## REQUIRED TASK
Exclude the pictures and retype the entries as written.

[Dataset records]
::::

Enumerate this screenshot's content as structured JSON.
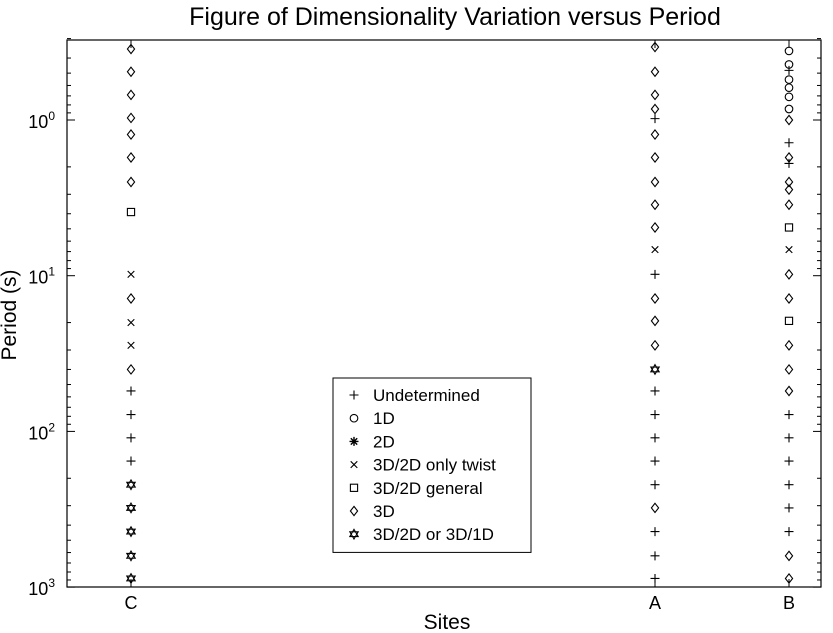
{
  "chart_data": {
    "type": "scatter",
    "title": "Figure of Dimensionality Variation versus Period",
    "xlabel": "Sites",
    "ylabel": "Period (s)",
    "y_scale": "log",
    "y_reversed": true,
    "ylim": [
      0.3,
      1000
    ],
    "categories": [
      "C",
      "A",
      "B"
    ],
    "y_ticks": [
      {
        "base": "10",
        "exp": "0",
        "value": 1
      },
      {
        "base": "10",
        "exp": "1",
        "value": 10
      },
      {
        "base": "10",
        "exp": "2",
        "value": 100
      },
      {
        "base": "10",
        "exp": "3",
        "value": 1000
      }
    ],
    "legend_position": "bottom-center",
    "series": [
      {
        "name": "Undetermined",
        "marker": "plus",
        "points": [
          {
            "x": "C",
            "y": 55
          },
          {
            "x": "C",
            "y": 78
          },
          {
            "x": "C",
            "y": 110
          },
          {
            "x": "C",
            "y": 155
          },
          {
            "x": "A",
            "y": 0.98
          },
          {
            "x": "A",
            "y": 9.8
          },
          {
            "x": "A",
            "y": 55
          },
          {
            "x": "A",
            "y": 78
          },
          {
            "x": "A",
            "y": 110
          },
          {
            "x": "A",
            "y": 155
          },
          {
            "x": "A",
            "y": 220
          },
          {
            "x": "A",
            "y": 440
          },
          {
            "x": "A",
            "y": 630
          },
          {
            "x": "A",
            "y": 880
          },
          {
            "x": "B",
            "y": 0.48
          },
          {
            "x": "B",
            "y": 1.4
          },
          {
            "x": "B",
            "y": 1.9
          },
          {
            "x": "B",
            "y": 78
          },
          {
            "x": "B",
            "y": 110
          },
          {
            "x": "B",
            "y": 155
          },
          {
            "x": "B",
            "y": 220
          },
          {
            "x": "B",
            "y": 310
          },
          {
            "x": "B",
            "y": 440
          }
        ]
      },
      {
        "name": "1D",
        "marker": "circle",
        "points": [
          {
            "x": "B",
            "y": 0.36
          },
          {
            "x": "B",
            "y": 0.44
          },
          {
            "x": "B",
            "y": 0.55
          },
          {
            "x": "B",
            "y": 0.62
          },
          {
            "x": "B",
            "y": 0.71
          },
          {
            "x": "B",
            "y": 0.85
          }
        ]
      },
      {
        "name": "2D",
        "marker": "asterisk",
        "points": []
      },
      {
        "name": "3D/2D only twist",
        "marker": "x",
        "points": [
          {
            "x": "C",
            "y": 9.8
          },
          {
            "x": "C",
            "y": 20
          },
          {
            "x": "C",
            "y": 28
          },
          {
            "x": "A",
            "y": 6.8
          },
          {
            "x": "B",
            "y": 6.8
          }
        ]
      },
      {
        "name": "3D/2D general",
        "marker": "square",
        "points": [
          {
            "x": "C",
            "y": 3.9
          },
          {
            "x": "B",
            "y": 4.9
          },
          {
            "x": "B",
            "y": 19.5
          }
        ]
      },
      {
        "name": "3D",
        "marker": "diamond",
        "points": [
          {
            "x": "C",
            "y": 0.35
          },
          {
            "x": "C",
            "y": 0.49
          },
          {
            "x": "C",
            "y": 0.69
          },
          {
            "x": "C",
            "y": 0.97
          },
          {
            "x": "C",
            "y": 1.24
          },
          {
            "x": "C",
            "y": 1.74
          },
          {
            "x": "C",
            "y": 2.5
          },
          {
            "x": "C",
            "y": 14
          },
          {
            "x": "C",
            "y": 40
          },
          {
            "x": "A",
            "y": 0.34
          },
          {
            "x": "A",
            "y": 0.49
          },
          {
            "x": "A",
            "y": 0.69
          },
          {
            "x": "A",
            "y": 0.85
          },
          {
            "x": "A",
            "y": 1.24
          },
          {
            "x": "A",
            "y": 1.74
          },
          {
            "x": "A",
            "y": 2.5
          },
          {
            "x": "A",
            "y": 3.5
          },
          {
            "x": "A",
            "y": 4.9
          },
          {
            "x": "A",
            "y": 14
          },
          {
            "x": "A",
            "y": 19.5
          },
          {
            "x": "A",
            "y": 28
          },
          {
            "x": "A",
            "y": 310
          },
          {
            "x": "B",
            "y": 1.0
          },
          {
            "x": "B",
            "y": 1.74
          },
          {
            "x": "B",
            "y": 2.5
          },
          {
            "x": "B",
            "y": 2.8
          },
          {
            "x": "B",
            "y": 3.5
          },
          {
            "x": "B",
            "y": 9.8
          },
          {
            "x": "B",
            "y": 14
          },
          {
            "x": "B",
            "y": 28
          },
          {
            "x": "B",
            "y": 40
          },
          {
            "x": "B",
            "y": 55
          },
          {
            "x": "B",
            "y": 630
          },
          {
            "x": "B",
            "y": 880
          }
        ]
      },
      {
        "name": "3D/2D or 3D/1D",
        "marker": "star",
        "points": [
          {
            "x": "C",
            "y": 220
          },
          {
            "x": "C",
            "y": 310
          },
          {
            "x": "C",
            "y": 440
          },
          {
            "x": "C",
            "y": 630
          },
          {
            "x": "C",
            "y": 880
          },
          {
            "x": "A",
            "y": 40
          }
        ]
      }
    ]
  }
}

::::

## OUTPUT BELOW
Enumerate this screenshot's content as structured JSON.
{
  "chart_data": {
    "type": "scatter",
    "title": "Figure of Dimensionality Variation versus Period",
    "xlabel": "Sites",
    "ylabel": "Period (s)",
    "y_scale": "log",
    "y_reversed": true,
    "ylim": [
      0.3,
      1000
    ],
    "categories": [
      "C",
      "A",
      "B"
    ],
    "y_ticks": [
      {
        "base": "10",
        "exp": "0",
        "value": 1
      },
      {
        "base": "10",
        "exp": "1",
        "value": 10
      },
      {
        "base": "10",
        "exp": "2",
        "value": 100
      },
      {
        "base": "10",
        "exp": "3",
        "value": 1000
      }
    ],
    "legend_position": "bottom-center",
    "series": [
      {
        "name": "Undetermined",
        "marker": "plus",
        "points": [
          {
            "x": "C",
            "y": 55
          },
          {
            "x": "C",
            "y": 78
          },
          {
            "x": "C",
            "y": 110
          },
          {
            "x": "C",
            "y": 155
          },
          {
            "x": "A",
            "y": 0.98
          },
          {
            "x": "A",
            "y": 9.8
          },
          {
            "x": "A",
            "y": 55
          },
          {
            "x": "A",
            "y": 78
          },
          {
            "x": "A",
            "y": 110
          },
          {
            "x": "A",
            "y": 155
          },
          {
            "x": "A",
            "y": 220
          },
          {
            "x": "A",
            "y": 440
          },
          {
            "x": "A",
            "y": 630
          },
          {
            "x": "A",
            "y": 880
          },
          {
            "x": "B",
            "y": 0.48
          },
          {
            "x": "B",
            "y": 1.4
          },
          {
            "x": "B",
            "y": 1.9
          },
          {
            "x": "B",
            "y": 78
          },
          {
            "x": "B",
            "y": 110
          },
          {
            "x": "B",
            "y": 155
          },
          {
            "x": "B",
            "y": 220
          },
          {
            "x": "B",
            "y": 310
          },
          {
            "x": "B",
            "y": 440
          }
        ]
      },
      {
        "name": "1D",
        "marker": "circle",
        "points": [
          {
            "x": "B",
            "y": 0.36
          },
          {
            "x": "B",
            "y": 0.44
          },
          {
            "x": "B",
            "y": 0.55
          },
          {
            "x": "B",
            "y": 0.62
          },
          {
            "x": "B",
            "y": 0.71
          },
          {
            "x": "B",
            "y": 0.85
          }
        ]
      },
      {
        "name": "2D",
        "marker": "asterisk",
        "points": []
      },
      {
        "name": "3D/2D only twist",
        "marker": "x",
        "points": [
          {
            "x": "C",
            "y": 9.8
          },
          {
            "x": "C",
            "y": 20
          },
          {
            "x": "C",
            "y": 28
          },
          {
            "x": "A",
            "y": 6.8
          },
          {
            "x": "B",
            "y": 6.8
          }
        ]
      },
      {
        "name": "3D/2D general",
        "marker": "square",
        "points": [
          {
            "x": "C",
            "y": 3.9
          },
          {
            "x": "B",
            "y": 4.9
          },
          {
            "x": "B",
            "y": 19.5
          }
        ]
      },
      {
        "name": "3D",
        "marker": "diamond",
        "points": [
          {
            "x": "C",
            "y": 0.35
          },
          {
            "x": "C",
            "y": 0.49
          },
          {
            "x": "C",
            "y": 0.69
          },
          {
            "x": "C",
            "y": 0.97
          },
          {
            "x": "C",
            "y": 1.24
          },
          {
            "x": "C",
            "y": 1.74
          },
          {
            "x": "C",
            "y": 2.5
          },
          {
            "x": "C",
            "y": 14
          },
          {
            "x": "C",
            "y": 40
          },
          {
            "x": "A",
            "y": 0.34
          },
          {
            "x": "A",
            "y": 0.49
          },
          {
            "x": "A",
            "y": 0.69
          },
          {
            "x": "A",
            "y": 0.85
          },
          {
            "x": "A",
            "y": 1.24
          },
          {
            "x": "A",
            "y": 1.74
          },
          {
            "x": "A",
            "y": 2.5
          },
          {
            "x": "A",
            "y": 3.5
          },
          {
            "x": "A",
            "y": 4.9
          },
          {
            "x": "A",
            "y": 14
          },
          {
            "x": "A",
            "y": 19.5
          },
          {
            "x": "A",
            "y": 28
          },
          {
            "x": "A",
            "y": 310
          },
          {
            "x": "B",
            "y": 1.0
          },
          {
            "x": "B",
            "y": 1.74
          },
          {
            "x": "B",
            "y": 2.5
          },
          {
            "x": "B",
            "y": 2.8
          },
          {
            "x": "B",
            "y": 3.5
          },
          {
            "x": "B",
            "y": 9.8
          },
          {
            "x": "B",
            "y": 14
          },
          {
            "x": "B",
            "y": 28
          },
          {
            "x": "B",
            "y": 40
          },
          {
            "x": "B",
            "y": 55
          },
          {
            "x": "B",
            "y": 630
          },
          {
            "x": "B",
            "y": 880
          }
        ]
      },
      {
        "name": "3D/2D or 3D/1D",
        "marker": "star",
        "points": [
          {
            "x": "C",
            "y": 220
          },
          {
            "x": "C",
            "y": 310
          },
          {
            "x": "C",
            "y": 440
          },
          {
            "x": "C",
            "y": 630
          },
          {
            "x": "C",
            "y": 880
          },
          {
            "x": "A",
            "y": 40
          }
        ]
      }
    ]
  }
}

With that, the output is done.